PROBLEM DESCRIPTION :: Reproduce the records below in full and word for word, excluding pictures.

ITEMS ::

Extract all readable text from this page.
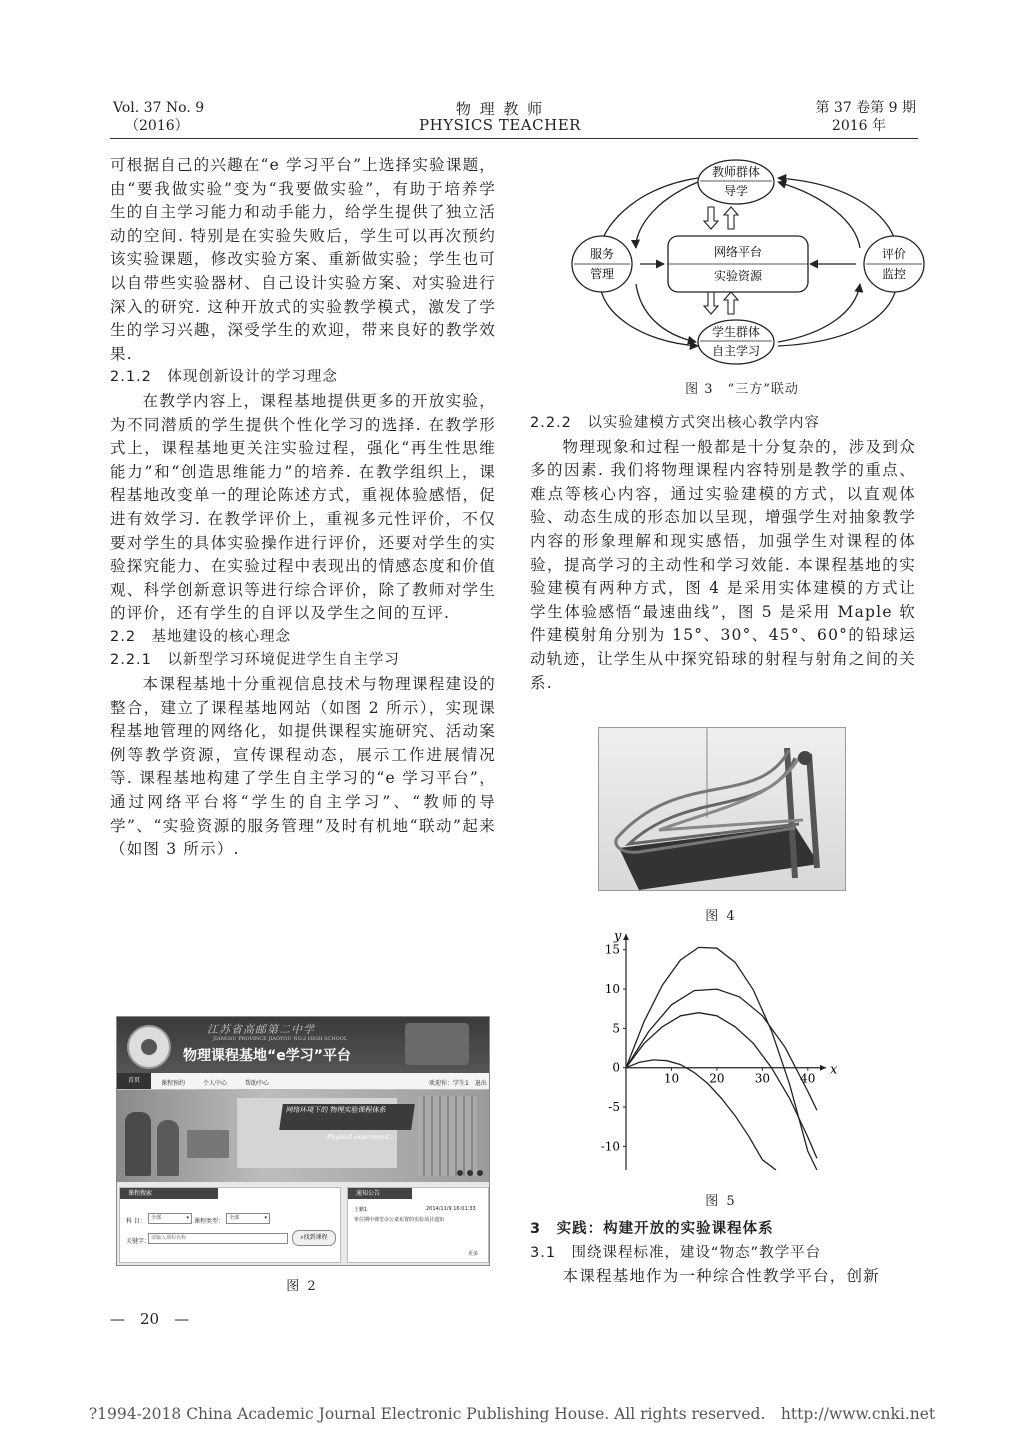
Vol. 37 No. 9
（2016）
物 理 教 师
PHYSICS TEACHER
第 37 卷第 9 期
2016 年

可根据自己的兴趣在“e 学习平台”上选择实验课题，由“要我做实验”变为“我要做实验”，有助于培养学生的自主学习能力和动手能力，给学生提供了独立活动的空间. 特别是在实验失败后，学生可以再次预约该实验课题，修改实验方案、重新做实验；学生也可以自带些实验器材、自己设计实验方案、对实验进行深入的研究. 这种开放式的实验教学模式，激发了学生的学习兴趣，深受学生的欢迎，带来良好的教学效果.

2.1.2　体现创新设计的学习理念

在教学内容上，课程基地提供更多的开放实验，为不同潜质的学生提供个性化学习的选择. 在教学形式上，课程基地更关注实验过程，强化“再生性思维能力”和“创造思维能力”的培养. 在教学组织上，课程基地改变单一的理论陈述方式，重视体验感悟，促进有效学习. 在教学评价上，重视多元性评价，不仅要对学生的具体实验操作进行评价，还要对学生的实验探究能力、在实验过程中表现出的情感态度和价值观、科学创新意识等进行综合评价，除了教师对学生的评价，还有学生的自评以及学生之间的互评.

2.2　基地建设的核心理念

2.2.1　以新型学习环境促进学生自主学习

本课程基地十分重视信息技术与物理课程建设的整合，建立了课程基地网站（如图 2 所示），实现课程基地管理的网络化，如提供课程实施研究、活动案例等教学资源，宣传课程动态，展示工作进展情况等. 课程基地构建了学生自主学习的“e 学习平台”，通过网络平台将“学生的自主学习”、“教师的导学”、“实验资源的服务管理”及时有机地“联动”起来（如图 3 所示）.

江苏省高邮第二中学
JIANGSU PROVINCE JIAOYOU NO.2 HIGH SCHOOL
物理课程基地“e学习”平台
首页	课程预约	个人中心	帮助中心	欢迎你：学生1　退出
网络环境下的 物理实验课程体系
Physical experiment...
课程搜索
科 目：	全部	▾ 课程类型： 全部	▾
关键字： 请输入课程名称	⌕找到课程
通知公告
王鹏1	2014/11/9 16:01:33
单位期中课堂办公桌布置的实验项目通知
更多
图 2
教师群体
导学
服务
管理
网络平台
实验资源
评价
监控
学生群体
自主学习
图 3　“三方”联动

2.2.2　以实验建模方式突出核心教学内容

物理现象和过程一般都是十分复杂的，涉及到众多的因素. 我们将物理课程内容特别是教学的重点、难点等核心内容，通过实验建模的方式，以直观体验、动态生成的形态加以呈现，增强学生对抽象教学内容的形象理解和现实感悟，加强学生对课程的体验，提高学习的主动性和学习效能. 本课程基地的实验建模有两种方式，图 4 是采用实体建模的方式让学生体验感悟“最速曲线”，图 5 是采用 Maple 软件建模射角分别为 15°、30°、45°、60°的铅球运动轨迹，让学生从中探究铅球的射程与射角之间的关系.

图 4
x
y
10	20	30	40
15
10
5
0
-5
-10
图 5

3　实践：构建开放的实验课程体系

3.1　围绕课程标准，建设“物态”教学平台

本课程基地作为一种综合性教学平台，创新

—　20　—
?1994-2018 China Academic Journal Electronic Publishing House. All rights reserved.　http://www.cnki.net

EXERCISE SOLUTION ::
Extract all readable text from this page.
Vol. 37 No. 9
（2016）
物 理 教 师
PHYSICS TEACHER
第 37 卷第 9 期
2016 年

可根据自己的兴趣在“e 学习平台”上选择实验课题，由“要我做实验”变为“我要做实验”，有助于培养学生的自主学习能力和动手能力，给学生提供了独立活动的空间. 特别是在实验失败后，学生可以再次预约该实验课题，修改实验方案、重新做实验；学生也可以自带些实验器材、自己设计实验方案、对实验进行深入的研究. 这种开放式的实验教学模式，激发了学生的学习兴趣，深受学生的欢迎，带来良好的教学效果.

2.1.2　体现创新设计的学习理念

在教学内容上，课程基地提供更多的开放实验，为不同潜质的学生提供个性化学习的选择. 在教学形式上，课程基地更关注实验过程，强化“再生性思维能力”和“创造思维能力”的培养. 在教学组织上，课程基地改变单一的理论陈述方式，重视体验感悟，促进有效学习. 在教学评价上，重视多元性评价，不仅要对学生的具体实验操作进行评价，还要对学生的实验探究能力、在实验过程中表现出的情感态度和价值观、科学创新意识等进行综合评价，除了教师对学生的评价，还有学生的自评以及学生之间的互评.

2.2　基地建设的核心理念

2.2.1　以新型学习环境促进学生自主学习

本课程基地十分重视信息技术与物理课程建设的整合，建立了课程基地网站（如图 2 所示），实现课程基地管理的网络化，如提供课程实施研究、活动案例等教学资源，宣传课程动态，展示工作进展情况等. 课程基地构建了学生自主学习的“e 学习平台”，通过网络平台将“学生的自主学习”、“教师的导学”、“实验资源的服务管理”及时有机地“联动”起来（如图 3 所示）.

江苏省高邮第二中学
JIANGSU PROVINCE JIAOYOU NO.2 HIGH SCHOOL
物理课程基地“e学习”平台
首页	课程预约	个人中心	帮助中心	欢迎你：学生1　退出
网络环境下的 物理实验课程体系
Physical experiment...
课程搜索
科 目：	全部	▾ 课程类型： 全部	▾
关键字： 请输入课程名称	⌕找到课程
通知公告
王鹏1	2014/11/9 16:01:33
单位期中课堂办公桌布置的实验项目通知
更多
图 2
教师群体
导学
服务
管理
网络平台
实验资源
评价
监控
学生群体
自主学习
图 3　“三方”联动

2.2.2　以实验建模方式突出核心教学内容

物理现象和过程一般都是十分复杂的，涉及到众多的因素. 我们将物理课程内容特别是教学的重点、难点等核心内容，通过实验建模的方式，以直观体验、动态生成的形态加以呈现，增强学生对抽象教学内容的形象理解和现实感悟，加强学生对课程的体验，提高学习的主动性和学习效能. 本课程基地的实验建模有两种方式，图 4 是采用实体建模的方式让学生体验感悟“最速曲线”，图 5 是采用 Maple 软件建模射角分别为 15°、30°、45°、60°的铅球运动轨迹，让学生从中探究铅球的射程与射角之间的关系.

图 4
x
y
10	20	30	40
15
10
5
0
-5
-10
图 5

3　实践：构建开放的实验课程体系

3.1　围绕课程标准，建设“物态”教学平台

本课程基地作为一种综合性教学平台，创新

—　20　—
?1994-2018 China Academic Journal Electronic Publishing House. All rights reserved.　http://www.cnki.net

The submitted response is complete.